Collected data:
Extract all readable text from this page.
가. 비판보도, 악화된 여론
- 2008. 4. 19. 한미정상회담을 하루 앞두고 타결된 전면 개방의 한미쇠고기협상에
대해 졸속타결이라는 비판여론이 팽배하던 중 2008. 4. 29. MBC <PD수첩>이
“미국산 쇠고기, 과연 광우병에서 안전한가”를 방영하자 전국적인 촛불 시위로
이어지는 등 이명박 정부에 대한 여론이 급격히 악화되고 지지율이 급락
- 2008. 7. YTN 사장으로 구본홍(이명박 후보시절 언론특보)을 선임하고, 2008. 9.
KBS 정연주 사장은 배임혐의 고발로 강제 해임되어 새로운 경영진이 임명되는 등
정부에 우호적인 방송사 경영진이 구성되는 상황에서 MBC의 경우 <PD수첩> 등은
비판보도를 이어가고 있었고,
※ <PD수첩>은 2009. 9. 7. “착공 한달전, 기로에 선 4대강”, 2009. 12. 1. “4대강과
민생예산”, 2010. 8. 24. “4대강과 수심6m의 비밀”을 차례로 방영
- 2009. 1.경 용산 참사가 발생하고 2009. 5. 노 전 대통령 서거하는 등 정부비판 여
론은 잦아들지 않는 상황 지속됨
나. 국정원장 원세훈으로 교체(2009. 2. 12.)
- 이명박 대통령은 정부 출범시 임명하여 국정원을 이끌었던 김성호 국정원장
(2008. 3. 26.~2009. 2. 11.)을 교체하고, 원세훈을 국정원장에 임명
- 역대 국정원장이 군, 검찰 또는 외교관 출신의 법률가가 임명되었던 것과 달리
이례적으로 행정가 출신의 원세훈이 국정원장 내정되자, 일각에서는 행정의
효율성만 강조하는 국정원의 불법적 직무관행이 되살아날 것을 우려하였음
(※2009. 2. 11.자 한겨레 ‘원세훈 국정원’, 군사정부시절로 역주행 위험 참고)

§ **Directive**: Copy the entries above exactly, leaving none out.

§ **Answer to this task**:
Extract all readable text from this page.
가. 비판보도, 악화된 여론
- 2008. 4. 19. 한미정상회담을 하루 앞두고 타결된 전면 개방의 한미쇠고기협상에
대해 졸속타결이라는 비판여론이 팽배하던 중 2008. 4. 29. MBC <PD수첩>이
“미국산 쇠고기, 과연 광우병에서 안전한가”를 방영하자 전국적인 촛불 시위로
이어지는 등 이명박 정부에 대한 여론이 급격히 악화되고 지지율이 급락
- 2008. 7. YTN 사장으로 구본홍(이명박 후보시절 언론특보)을 선임하고, 2008. 9.
KBS 정연주 사장은 배임혐의 고발로 강제 해임되어 새로운 경영진이 임명되는 등
정부에 우호적인 방송사 경영진이 구성되는 상황에서 MBC의 경우 <PD수첩> 등은
비판보도를 이어가고 있었고,
※ <PD수첩>은 2009. 9. 7. “착공 한달전, 기로에 선 4대강”, 2009. 12. 1. “4대강과
민생예산”, 2010. 8. 24. “4대강과 수심6m의 비밀”을 차례로 방영
- 2009. 1.경 용산 참사가 발생하고 2009. 5. 노 전 대통령 서거하는 등 정부비판 여
론은 잦아들지 않는 상황 지속됨
나. 국정원장 원세훈으로 교체(2009. 2. 12.)
- 이명박 대통령은 정부 출범시 임명하여 국정원을 이끌었던 김성호 국정원장
(2008. 3. 26.~2009. 2. 11.)을 교체하고, 원세훈을 국정원장에 임명
- 역대 국정원장이 군, 검찰 또는 외교관 출신의 법률가가 임명되었던 것과 달리
이례적으로 행정가 출신의 원세훈이 국정원장 내정되자, 일각에서는 행정의
효율성만 강조하는 국정원의 불법적 직무관행이 되살아날 것을 우려하였음
(※2009. 2. 11.자 한겨레 ‘원세훈 국정원’, 군사정부시절로 역주행 위험 참고)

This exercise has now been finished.